Without pictures, repeat exactly the lines from the one containing "OCR this image." through the end of the entries.

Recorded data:
┏━━
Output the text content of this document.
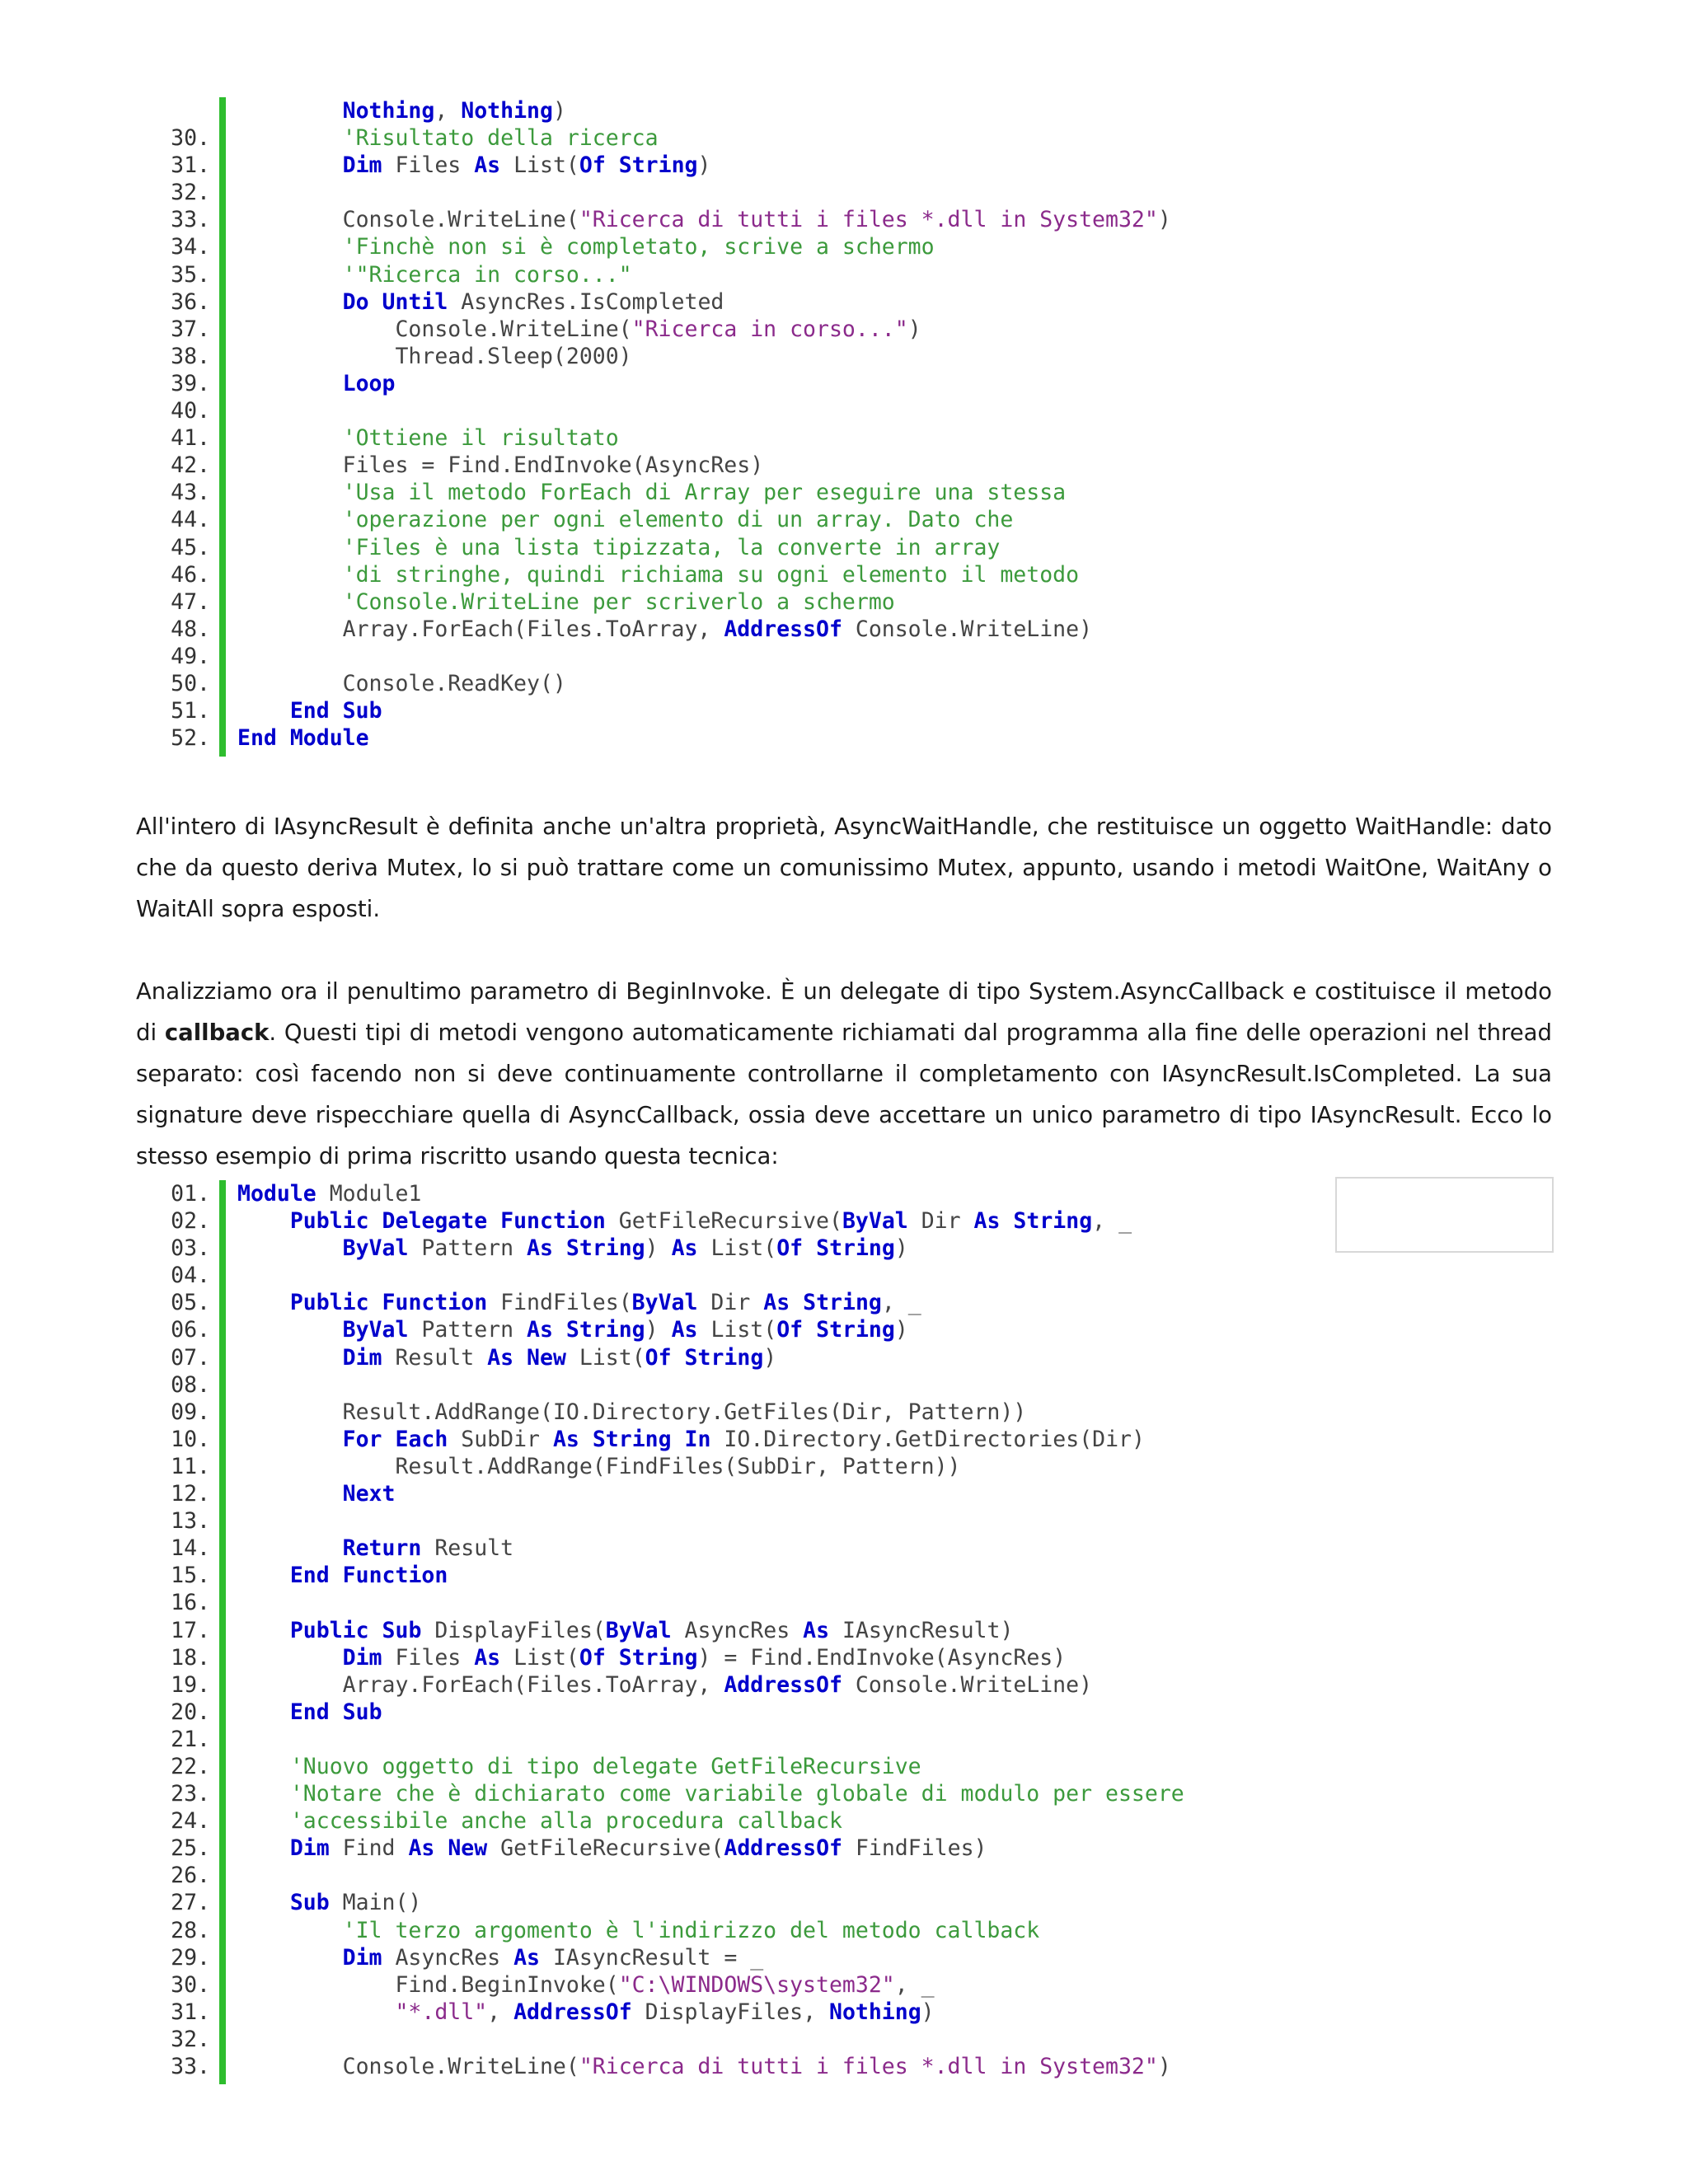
Nothing, Nothing)
30.	'Risultato della ricerca
31.	Dim Files As List(Of String)
32.
33. Console.WriteLine("Ricerca di tutti i files *.dll in System32")
34.	'Finchè non si è completato, scrive a schermo
35.	'"Ricerca in corso..."
36.	Do Until AsyncRes.IsCompleted
37. Console.WriteLine("Ricerca in corso...")
38. Thread.Sleep(2000)
39.	Loop
40.
41.	'Ottiene il risultato
42. Files = Find.EndInvoke(AsyncRes)
43.	'Usa il metodo ForEach di Array per eseguire una stessa
44.	'operazione per ogni elemento di un array. Dato che
45.	'Files è una lista tipizzata, la converte in array
46.	'di stringhe, quindi richiama su ogni elemento il metodo
47.	'Console.WriteLine per scriverlo a schermo
48. Array.ForEach(Files.ToArray, AddressOf Console.WriteLine)
49.
50. Console.ReadKey()
51.	End Sub
52. End Module

All'intero di IAsyncResult è definita anche un'altra proprietà, AsyncWaitHandle, che restituisce un oggetto WaitHandle: dato che da questo deriva Mutex, lo si può trattare come un comunissimo Mutex, appunto, usando i metodi WaitOne, WaitAny o WaitAll sopra esposti.

Analizziamo ora il penultimo parametro di BeginInvoke. È un delegate di tipo System.AsyncCallback e costituisce il metodo di callback. Questi tipi di metodi vengono automaticamente richiamati dal programma alla fine delle operazioni nel thread separato: così facendo non si deve continuamente controllarne il completamento con IAsyncResult.IsCompleted. La sua signature deve rispecchiare quella di AsyncCallback, ossia deve accettare un unico parametro di tipo IAsyncResult. Ecco lo stesso esempio di prima riscritto usando questa tecnica:

01. Module Module1
02.	Public Delegate Function GetFileRecursive(ByVal Dir As String, _
03.	ByVal Pattern As String) As List(Of String)
04.
05.	Public Function FindFiles(ByVal Dir As String, _
06.	ByVal Pattern As String) As List(Of String)
07.	Dim Result As New List(Of String)
08.
09. Result.AddRange(IO.Directory.GetFiles(Dir, Pattern))
10.	For Each SubDir As String In IO.Directory.GetDirectories(Dir)
11. Result.AddRange(FindFiles(SubDir, Pattern))
12.	Next
13.
14.	Return Result
15.	End Function
16.
17.	Public Sub DisplayFiles(ByVal AsyncRes As IAsyncResult)
18.	Dim Files As List(Of String) = Find.EndInvoke(AsyncRes)
19. Array.ForEach(Files.ToArray, AddressOf Console.WriteLine)
20.	End Sub
21.
22.	'Nuovo oggetto di tipo delegate GetFileRecursive
23.	'Notare che è dichiarato come variabile globale di modulo per essere
24.	'accessibile anche alla procedura callback
25.	Dim Find As New GetFileRecursive(AddressOf FindFiles)
26.
27.	Sub Main()
28.	'Il terzo argomento è l'indirizzo del metodo callback
29.	Dim AsyncRes As IAsyncResult = _
30. Find.BeginInvoke("C:\WINDOWS\system32", _
31.	"*.dll", AddressOf DisplayFiles, Nothing)
32.
33. Console.WriteLine("Ricerca di tutti i files *.dll in System32")
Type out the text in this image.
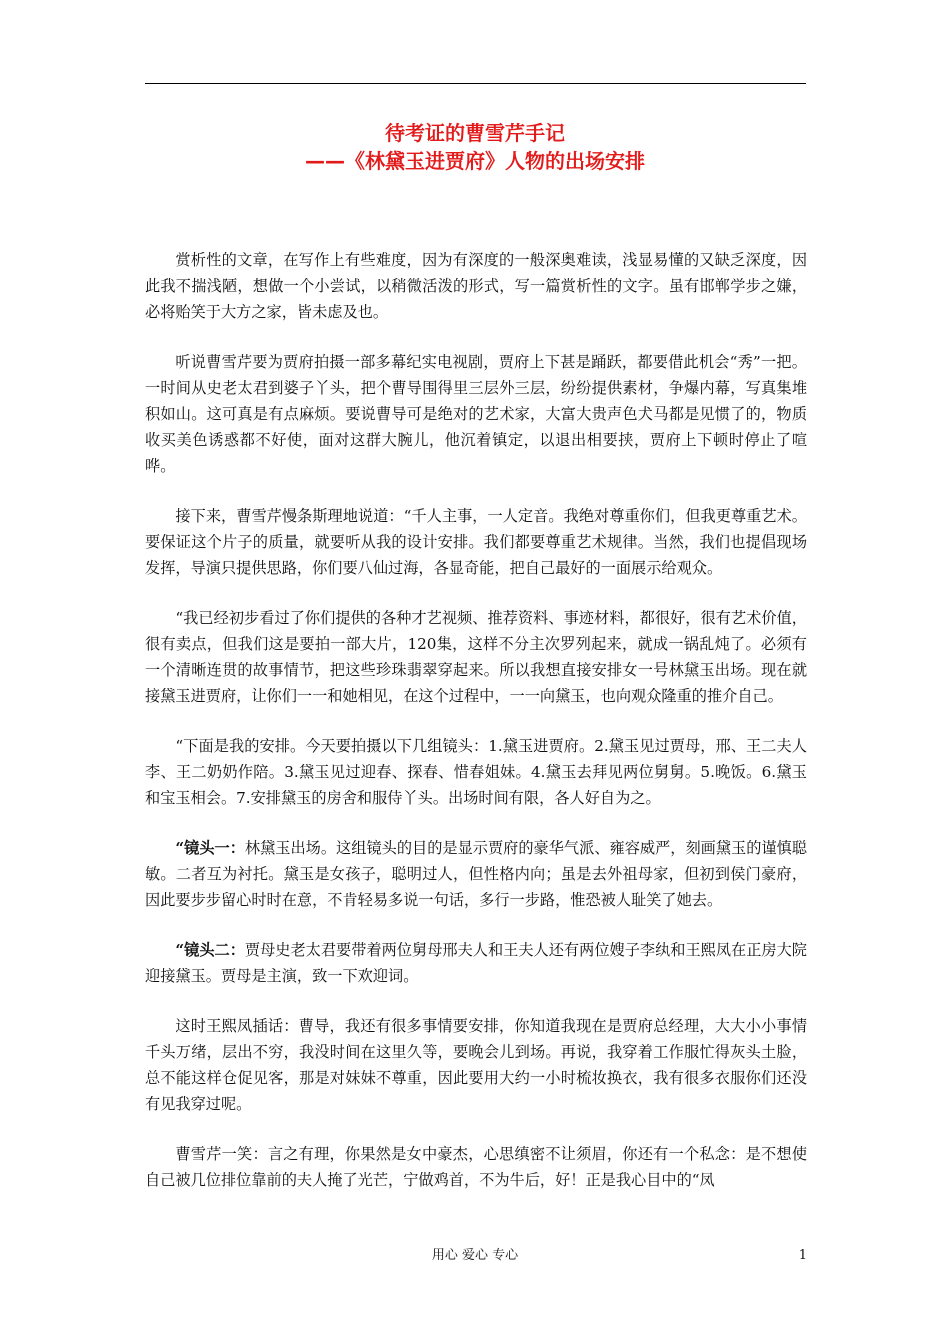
待考证的曹雪芹手记
——《林黛玉进贾府》人物的出场安排

赏析性的文章，在写作上有些难度，因为有深度的一般深奥难读，浅显易懂的又缺乏深度，因此我不揣浅陋，想做一个小尝试，以稍微活泼的形式，写一篇赏析性的文字。虽有邯郸学步之嫌，必将贻笑于大方之家，皆未虑及也。

听说曹雪芹要为贾府拍摄一部多幕纪实电视剧，贾府上下甚是踊跃，都要借此机会“秀”一把。一时间从史老太君到婆子丫头，把个曹导围得里三层外三层，纷纷提供素材，争爆内幕，写真集堆积如山。这可真是有点麻烦。要说曹导可是绝对的艺术家，大富大贵声色犬马都是见惯了的，物质收买美色诱惑都不好使，面对这群大腕儿，他沉着镇定，以退出相要挟，贾府上下顿时停止了喧哗。

接下来，曹雪芹慢条斯理地说道：“千人主事，一人定音。我绝对尊重你们，但我更尊重艺术。要保证这个片子的质量，就要听从我的设计安排。我们都要尊重艺术规律。当然，我们也提倡现场发挥，导演只提供思路，你们要八仙过海，各显奇能，把自己最好的一面展示给观众。

“我已经初步看过了你们提供的各种才艺视频、推荐资料、事迹材料，都很好，很有艺术价值，很有卖点，但我们这是要拍一部大片，120集，这样不分主次罗列起来，就成一锅乱炖了。必须有一个清晰连贯的故事情节，把这些珍珠翡翠穿起来。所以我想直接安排女一号林黛玉出场。现在就接黛玉进贾府，让你们一一和她相见，在这个过程中，一一向黛玉，也向观众隆重的推介自己。

“下面是我的安排。今天要拍摄以下几组镜头：1.黛玉进贾府。2.黛玉见过贾母，邢、王二夫人李、王二奶奶作陪。3.黛玉见过迎春、探春、惜春姐妹。4.黛玉去拜见两位舅舅。5.晚饭。6.黛玉和宝玉相会。7.安排黛玉的房舍和服侍丫头。出场时间有限，各人好自为之。

“镜头一：林黛玉出场。这组镜头的目的是显示贾府的豪华气派、雍容威严，刻画黛玉的谨慎聪敏。二者互为衬托。黛玉是女孩子，聪明过人，但性格内向；虽是去外祖母家，但初到侯门豪府，因此要步步留心时时在意，不肯轻易多说一句话，多行一步路，惟恐被人耻笑了她去。

“镜头二：贾母史老太君要带着两位舅母邢夫人和王夫人还有两位嫂子李纨和王熙凤在正房大院迎接黛玉。贾母是主演，致一下欢迎词。

这时王熙凤插话：曹导，我还有很多事情要安排，你知道我现在是贾府总经理，大大小小事情千头万绪，层出不穷，我没时间在这里久等，要晚会儿到场。再说，我穿着工作服忙得灰头土脸，总不能这样仓促见客，那是对妹妹不尊重，因此要用大约一小时梳妆换衣，我有很多衣服你们还没有见我穿过呢。

曹雪芹一笑：言之有理，你果然是女中豪杰，心思缜密不让须眉，你还有一个私念：是不想使自己被几位排位靠前的夫人掩了光芒，宁做鸡首，不为牛后，好！正是我心目中的“凤

用心 爱心 专心	1
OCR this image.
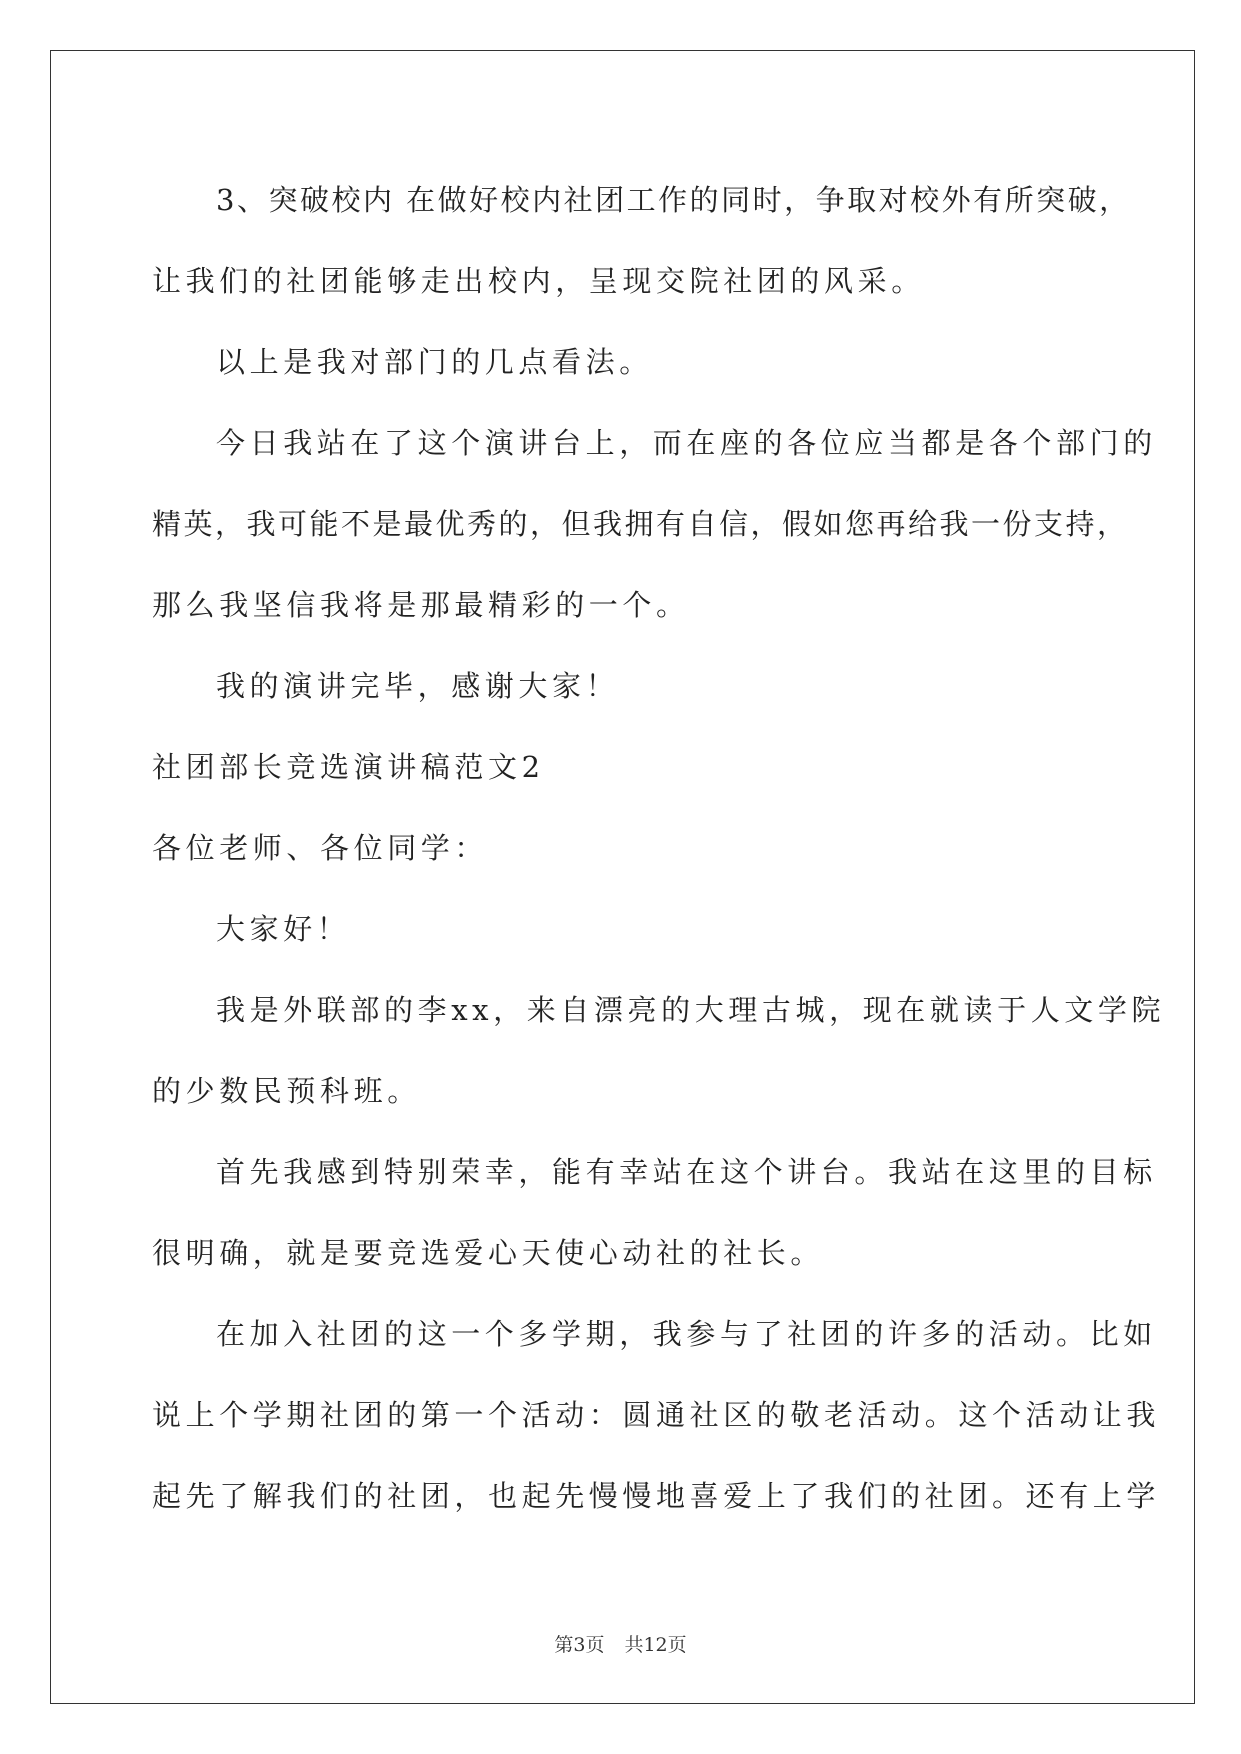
3、突破校内 在做好校内社团工作的同时，争取对校外有所突破，

让我们的社团能够走出校内，呈现交院社团的风采。

以上是我对部门的几点看法。

今日我站在了这个演讲台上，而在座的各位应当都是各个部门的

精英，我可能不是最优秀的，但我拥有自信，假如您再给我一份支持，

那么我坚信我将是那最精彩的一个。

我的演讲完毕，感谢大家！

社团部长竞选演讲稿范文2

各位老师、各位同学：

大家好！

我是外联部的李xx，来自漂亮的大理古城，现在就读于人文学院

的少数民预科班。

首先我感到特别荣幸，能有幸站在这个讲台。我站在这里的目标

很明确，就是要竞选爱心天使心动社的社长。

在加入社团的这一个多学期，我参与了社团的许多的活动。比如

说上个学期社团的第一个活动：圆通社区的敬老活动。这个活动让我

起先了解我们的社团，也起先慢慢地喜爱上了我们的社团。还有上学

第3页 共12页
┗━━
COMPLETED EXERCISE:
OCR this image.
3、突破校内 在做好校内社团工作的同时，争取对校外有所突破，

让我们的社团能够走出校内，呈现交院社团的风采。

以上是我对部门的几点看法。

今日我站在了这个演讲台上，而在座的各位应当都是各个部门的

精英，我可能不是最优秀的，但我拥有自信，假如您再给我一份支持，

那么我坚信我将是那最精彩的一个。

我的演讲完毕，感谢大家！

社团部长竞选演讲稿范文2

各位老师、各位同学：

大家好！

我是外联部的李xx，来自漂亮的大理古城，现在就读于人文学院

的少数民预科班。

首先我感到特别荣幸，能有幸站在这个讲台。我站在这里的目标

很明确，就是要竞选爱心天使心动社的社长。

在加入社团的这一个多学期，我参与了社团的许多的活动。比如

说上个学期社团的第一个活动：圆通社区的敬老活动。这个活动让我

起先了解我们的社团，也起先慢慢地喜爱上了我们的社团。还有上学

第3页 共12页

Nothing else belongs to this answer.